EXERCISE INSTRUCTIONS:
Please give the entries again in full and exactly, without any picture.

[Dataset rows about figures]
## BEGIN
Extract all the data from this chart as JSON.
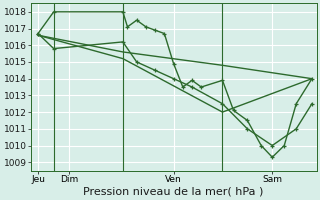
{
  "background_color": "#d8eee8",
  "grid_color": "#ffffff",
  "line_color": "#2d6a2d",
  "ylim": [
    1008.5,
    1018.5
  ],
  "yticks": [
    1009,
    1010,
    1011,
    1012,
    1013,
    1014,
    1015,
    1016,
    1017,
    1018
  ],
  "xlabel": "Pression niveau de la mer( hPa )",
  "xlabel_fontsize": 8,
  "tick_fontsize": 6.5,
  "day_labels": [
    "Jeu",
    "Dim",
    "Ven",
    "Sam"
  ],
  "day_positions": [
    0.08,
    0.42,
    1.55,
    2.62
  ],
  "vline_x": [
    0.25,
    1.0,
    2.08
  ],
  "xlim": [
    0.0,
    3.1
  ],
  "line1_x": [
    0.08,
    0.25,
    1.0,
    1.05,
    1.15,
    1.25,
    1.35,
    1.45,
    1.55,
    1.65,
    1.75,
    1.85,
    2.08,
    2.2,
    2.35,
    2.5,
    2.62,
    2.75,
    2.88,
    3.05
  ],
  "line1_y": [
    1016.7,
    1018.0,
    1018.0,
    1017.1,
    1017.5,
    1017.1,
    1016.9,
    1016.7,
    1014.9,
    1013.5,
    1013.9,
    1013.5,
    1013.9,
    1012.1,
    1011.5,
    1010.0,
    1009.3,
    1010.0,
    1012.5,
    1014.0
  ],
  "line2_x": [
    0.08,
    0.25,
    1.0,
    1.15,
    1.35,
    1.55,
    1.75,
    2.08,
    2.35,
    2.62,
    2.88,
    3.05
  ],
  "line2_y": [
    1016.7,
    1015.8,
    1016.2,
    1015.0,
    1014.5,
    1014.0,
    1013.5,
    1012.5,
    1011.0,
    1010.0,
    1011.0,
    1012.5
  ],
  "line3_x": [
    0.08,
    1.0,
    2.08,
    3.05
  ],
  "line3_y": [
    1016.6,
    1015.6,
    1014.8,
    1014.0
  ],
  "line4_x": [
    0.08,
    1.0,
    2.08,
    3.05
  ],
  "line4_y": [
    1016.6,
    1015.2,
    1012.0,
    1014.0
  ]
}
## END
SOLUTION TO THE EXERCISE:
Extract all the data from this chart as JSON.
{
  "background_color": "#d8eee8",
  "grid_color": "#ffffff",
  "line_color": "#2d6a2d",
  "ylim": [
    1008.5,
    1018.5
  ],
  "yticks": [
    1009,
    1010,
    1011,
    1012,
    1013,
    1014,
    1015,
    1016,
    1017,
    1018
  ],
  "xlabel": "Pression niveau de la mer( hPa )",
  "xlabel_fontsize": 8,
  "tick_fontsize": 6.5,
  "day_labels": [
    "Jeu",
    "Dim",
    "Ven",
    "Sam"
  ],
  "day_positions": [
    0.08,
    0.42,
    1.55,
    2.62
  ],
  "vline_x": [
    0.25,
    1.0,
    2.08
  ],
  "xlim": [
    0.0,
    3.1
  ],
  "line1_x": [
    0.08,
    0.25,
    1.0,
    1.05,
    1.15,
    1.25,
    1.35,
    1.45,
    1.55,
    1.65,
    1.75,
    1.85,
    2.08,
    2.2,
    2.35,
    2.5,
    2.62,
    2.75,
    2.88,
    3.05
  ],
  "line1_y": [
    1016.7,
    1018.0,
    1018.0,
    1017.1,
    1017.5,
    1017.1,
    1016.9,
    1016.7,
    1014.9,
    1013.5,
    1013.9,
    1013.5,
    1013.9,
    1012.1,
    1011.5,
    1010.0,
    1009.3,
    1010.0,
    1012.5,
    1014.0
  ],
  "line2_x": [
    0.08,
    0.25,
    1.0,
    1.15,
    1.35,
    1.55,
    1.75,
    2.08,
    2.35,
    2.62,
    2.88,
    3.05
  ],
  "line2_y": [
    1016.7,
    1015.8,
    1016.2,
    1015.0,
    1014.5,
    1014.0,
    1013.5,
    1012.5,
    1011.0,
    1010.0,
    1011.0,
    1012.5
  ],
  "line3_x": [
    0.08,
    1.0,
    2.08,
    3.05
  ],
  "line3_y": [
    1016.6,
    1015.6,
    1014.8,
    1014.0
  ],
  "line4_x": [
    0.08,
    1.0,
    2.08,
    3.05
  ],
  "line4_y": [
    1016.6,
    1015.2,
    1012.0,
    1014.0
  ]
}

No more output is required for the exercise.